#### Extracted entries
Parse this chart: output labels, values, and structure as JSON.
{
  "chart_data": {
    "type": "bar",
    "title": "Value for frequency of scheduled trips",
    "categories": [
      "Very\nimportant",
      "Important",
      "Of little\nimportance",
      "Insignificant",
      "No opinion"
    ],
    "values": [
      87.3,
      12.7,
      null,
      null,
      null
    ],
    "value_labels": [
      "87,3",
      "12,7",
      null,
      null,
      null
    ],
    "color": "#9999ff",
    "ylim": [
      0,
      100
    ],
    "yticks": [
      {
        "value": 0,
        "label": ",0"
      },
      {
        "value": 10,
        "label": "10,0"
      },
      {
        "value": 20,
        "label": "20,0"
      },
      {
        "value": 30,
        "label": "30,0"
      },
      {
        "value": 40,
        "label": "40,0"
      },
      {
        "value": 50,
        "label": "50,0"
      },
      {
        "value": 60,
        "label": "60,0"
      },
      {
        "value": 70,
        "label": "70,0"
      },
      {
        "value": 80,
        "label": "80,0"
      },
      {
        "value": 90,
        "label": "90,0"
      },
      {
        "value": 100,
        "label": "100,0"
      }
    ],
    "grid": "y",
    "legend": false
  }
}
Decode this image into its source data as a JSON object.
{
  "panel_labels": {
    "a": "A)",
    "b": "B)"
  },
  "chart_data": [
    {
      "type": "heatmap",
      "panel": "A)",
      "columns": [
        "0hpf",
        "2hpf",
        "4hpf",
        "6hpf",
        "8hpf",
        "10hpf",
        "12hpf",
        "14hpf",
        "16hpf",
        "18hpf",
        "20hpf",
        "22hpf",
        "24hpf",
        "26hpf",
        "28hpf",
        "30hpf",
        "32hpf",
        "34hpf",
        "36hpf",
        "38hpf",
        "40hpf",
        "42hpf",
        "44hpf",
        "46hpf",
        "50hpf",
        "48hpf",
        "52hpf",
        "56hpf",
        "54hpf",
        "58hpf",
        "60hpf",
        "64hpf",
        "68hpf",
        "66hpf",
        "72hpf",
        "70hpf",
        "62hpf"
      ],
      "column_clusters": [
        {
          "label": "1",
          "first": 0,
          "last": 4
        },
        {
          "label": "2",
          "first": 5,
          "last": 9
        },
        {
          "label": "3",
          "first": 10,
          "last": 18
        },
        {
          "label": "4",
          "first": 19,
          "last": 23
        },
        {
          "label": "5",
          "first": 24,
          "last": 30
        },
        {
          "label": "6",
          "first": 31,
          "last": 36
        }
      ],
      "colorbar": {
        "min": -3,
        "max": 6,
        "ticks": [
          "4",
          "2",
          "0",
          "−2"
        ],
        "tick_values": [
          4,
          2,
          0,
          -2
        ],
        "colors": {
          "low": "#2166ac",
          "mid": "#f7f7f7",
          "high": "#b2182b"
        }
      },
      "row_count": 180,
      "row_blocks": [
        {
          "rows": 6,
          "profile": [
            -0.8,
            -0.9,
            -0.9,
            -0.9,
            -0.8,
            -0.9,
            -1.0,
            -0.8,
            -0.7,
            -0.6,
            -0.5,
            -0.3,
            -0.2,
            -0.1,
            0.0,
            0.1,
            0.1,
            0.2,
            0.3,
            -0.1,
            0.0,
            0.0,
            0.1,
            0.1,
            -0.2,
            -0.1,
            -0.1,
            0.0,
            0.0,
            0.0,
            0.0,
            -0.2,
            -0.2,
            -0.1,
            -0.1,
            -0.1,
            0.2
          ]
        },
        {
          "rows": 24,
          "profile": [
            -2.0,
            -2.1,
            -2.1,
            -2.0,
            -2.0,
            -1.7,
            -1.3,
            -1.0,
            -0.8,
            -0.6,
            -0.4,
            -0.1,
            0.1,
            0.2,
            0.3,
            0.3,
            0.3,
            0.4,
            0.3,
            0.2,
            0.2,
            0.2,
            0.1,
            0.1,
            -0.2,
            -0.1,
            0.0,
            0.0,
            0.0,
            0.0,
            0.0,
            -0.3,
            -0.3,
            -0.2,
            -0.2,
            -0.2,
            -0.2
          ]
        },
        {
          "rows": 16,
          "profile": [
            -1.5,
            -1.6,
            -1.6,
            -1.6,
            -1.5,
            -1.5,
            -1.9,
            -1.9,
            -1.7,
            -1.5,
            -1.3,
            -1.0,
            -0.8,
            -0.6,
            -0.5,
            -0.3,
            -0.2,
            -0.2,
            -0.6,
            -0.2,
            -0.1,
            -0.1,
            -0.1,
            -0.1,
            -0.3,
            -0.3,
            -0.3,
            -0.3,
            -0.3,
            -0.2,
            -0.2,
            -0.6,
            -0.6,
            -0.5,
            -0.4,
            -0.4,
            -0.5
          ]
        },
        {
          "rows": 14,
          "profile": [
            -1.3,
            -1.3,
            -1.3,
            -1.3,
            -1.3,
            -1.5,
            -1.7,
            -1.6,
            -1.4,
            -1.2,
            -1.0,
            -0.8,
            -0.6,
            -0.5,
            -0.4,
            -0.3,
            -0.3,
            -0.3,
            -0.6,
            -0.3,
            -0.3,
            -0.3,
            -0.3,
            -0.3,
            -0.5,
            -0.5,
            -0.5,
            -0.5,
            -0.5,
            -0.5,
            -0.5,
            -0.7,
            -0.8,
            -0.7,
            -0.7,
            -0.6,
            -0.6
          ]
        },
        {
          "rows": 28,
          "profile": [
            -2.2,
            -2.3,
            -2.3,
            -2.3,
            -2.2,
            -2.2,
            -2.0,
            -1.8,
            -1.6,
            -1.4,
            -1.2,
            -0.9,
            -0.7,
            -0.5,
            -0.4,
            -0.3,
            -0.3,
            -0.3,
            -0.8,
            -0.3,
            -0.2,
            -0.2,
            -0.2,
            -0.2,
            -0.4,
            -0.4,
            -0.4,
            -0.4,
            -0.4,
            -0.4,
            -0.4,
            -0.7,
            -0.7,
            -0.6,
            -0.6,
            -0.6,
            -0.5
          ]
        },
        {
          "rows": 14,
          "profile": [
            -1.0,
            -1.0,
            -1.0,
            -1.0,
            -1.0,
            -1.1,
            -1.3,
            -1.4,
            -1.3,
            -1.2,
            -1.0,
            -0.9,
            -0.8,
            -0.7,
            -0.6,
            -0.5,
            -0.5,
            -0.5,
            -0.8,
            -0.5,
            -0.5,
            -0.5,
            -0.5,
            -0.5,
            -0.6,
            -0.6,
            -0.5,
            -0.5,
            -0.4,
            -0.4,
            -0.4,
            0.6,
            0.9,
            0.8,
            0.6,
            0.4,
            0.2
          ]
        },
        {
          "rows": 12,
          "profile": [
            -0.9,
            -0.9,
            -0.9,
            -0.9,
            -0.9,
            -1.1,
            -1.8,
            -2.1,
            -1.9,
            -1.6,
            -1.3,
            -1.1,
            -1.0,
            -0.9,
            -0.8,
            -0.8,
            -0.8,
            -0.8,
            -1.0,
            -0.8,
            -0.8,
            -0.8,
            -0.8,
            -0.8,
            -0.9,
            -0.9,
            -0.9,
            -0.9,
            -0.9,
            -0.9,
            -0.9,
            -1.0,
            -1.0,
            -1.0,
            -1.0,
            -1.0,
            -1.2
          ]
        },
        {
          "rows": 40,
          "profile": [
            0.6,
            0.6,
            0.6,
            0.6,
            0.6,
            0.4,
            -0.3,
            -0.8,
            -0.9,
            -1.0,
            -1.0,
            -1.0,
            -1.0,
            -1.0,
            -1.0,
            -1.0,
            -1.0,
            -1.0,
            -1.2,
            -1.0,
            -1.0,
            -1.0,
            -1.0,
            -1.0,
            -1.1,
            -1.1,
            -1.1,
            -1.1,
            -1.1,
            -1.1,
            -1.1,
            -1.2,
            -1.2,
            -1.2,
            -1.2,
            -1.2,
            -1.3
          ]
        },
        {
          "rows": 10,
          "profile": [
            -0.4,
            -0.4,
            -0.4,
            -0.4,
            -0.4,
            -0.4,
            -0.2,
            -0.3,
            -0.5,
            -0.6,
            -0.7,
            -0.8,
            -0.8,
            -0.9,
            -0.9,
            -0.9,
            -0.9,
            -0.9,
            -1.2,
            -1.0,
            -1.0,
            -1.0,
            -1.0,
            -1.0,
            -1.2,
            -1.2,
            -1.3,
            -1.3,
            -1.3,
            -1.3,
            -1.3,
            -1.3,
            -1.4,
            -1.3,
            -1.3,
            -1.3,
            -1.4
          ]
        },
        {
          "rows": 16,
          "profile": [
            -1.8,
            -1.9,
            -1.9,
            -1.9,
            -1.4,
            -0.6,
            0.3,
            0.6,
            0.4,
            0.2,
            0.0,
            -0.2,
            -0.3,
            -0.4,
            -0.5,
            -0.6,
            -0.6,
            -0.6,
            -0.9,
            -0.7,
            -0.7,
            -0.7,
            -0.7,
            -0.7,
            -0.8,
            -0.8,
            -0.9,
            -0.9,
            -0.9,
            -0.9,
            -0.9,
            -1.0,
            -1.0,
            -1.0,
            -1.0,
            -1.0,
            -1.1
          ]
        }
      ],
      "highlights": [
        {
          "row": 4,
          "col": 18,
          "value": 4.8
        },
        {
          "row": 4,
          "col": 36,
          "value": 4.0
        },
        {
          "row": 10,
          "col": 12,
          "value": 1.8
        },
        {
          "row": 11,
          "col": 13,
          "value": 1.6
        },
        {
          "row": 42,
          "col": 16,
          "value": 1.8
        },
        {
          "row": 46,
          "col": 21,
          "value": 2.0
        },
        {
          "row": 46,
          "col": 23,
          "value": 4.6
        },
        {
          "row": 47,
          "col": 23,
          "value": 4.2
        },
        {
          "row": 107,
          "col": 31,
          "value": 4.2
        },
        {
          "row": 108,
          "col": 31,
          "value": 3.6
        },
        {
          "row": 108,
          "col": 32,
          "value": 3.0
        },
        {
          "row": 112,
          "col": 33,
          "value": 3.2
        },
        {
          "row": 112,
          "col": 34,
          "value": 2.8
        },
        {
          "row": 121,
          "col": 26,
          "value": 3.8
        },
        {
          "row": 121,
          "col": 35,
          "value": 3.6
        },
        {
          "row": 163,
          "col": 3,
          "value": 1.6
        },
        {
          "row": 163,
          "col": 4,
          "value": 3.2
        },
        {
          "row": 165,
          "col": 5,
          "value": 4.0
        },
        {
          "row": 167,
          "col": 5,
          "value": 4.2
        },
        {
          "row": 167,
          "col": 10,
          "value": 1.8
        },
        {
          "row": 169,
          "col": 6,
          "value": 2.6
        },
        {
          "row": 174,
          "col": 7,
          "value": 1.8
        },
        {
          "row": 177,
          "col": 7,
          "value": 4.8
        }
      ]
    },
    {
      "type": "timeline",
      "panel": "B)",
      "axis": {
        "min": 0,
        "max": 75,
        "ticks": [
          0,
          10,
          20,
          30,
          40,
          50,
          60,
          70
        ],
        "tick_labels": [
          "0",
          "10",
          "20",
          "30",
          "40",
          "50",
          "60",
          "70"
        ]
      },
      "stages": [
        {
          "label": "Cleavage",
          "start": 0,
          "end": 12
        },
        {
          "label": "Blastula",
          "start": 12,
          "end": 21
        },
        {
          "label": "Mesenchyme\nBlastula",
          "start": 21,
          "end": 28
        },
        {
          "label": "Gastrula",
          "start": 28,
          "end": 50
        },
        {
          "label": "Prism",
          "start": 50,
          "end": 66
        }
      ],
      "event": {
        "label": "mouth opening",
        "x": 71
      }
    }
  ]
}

#### What is required
Find the lines containing "start" and pull them out.

#### Task solution
          "start": 0,
          "start": 12,
          "start": 21,
          "start": 28,
          "start": 50,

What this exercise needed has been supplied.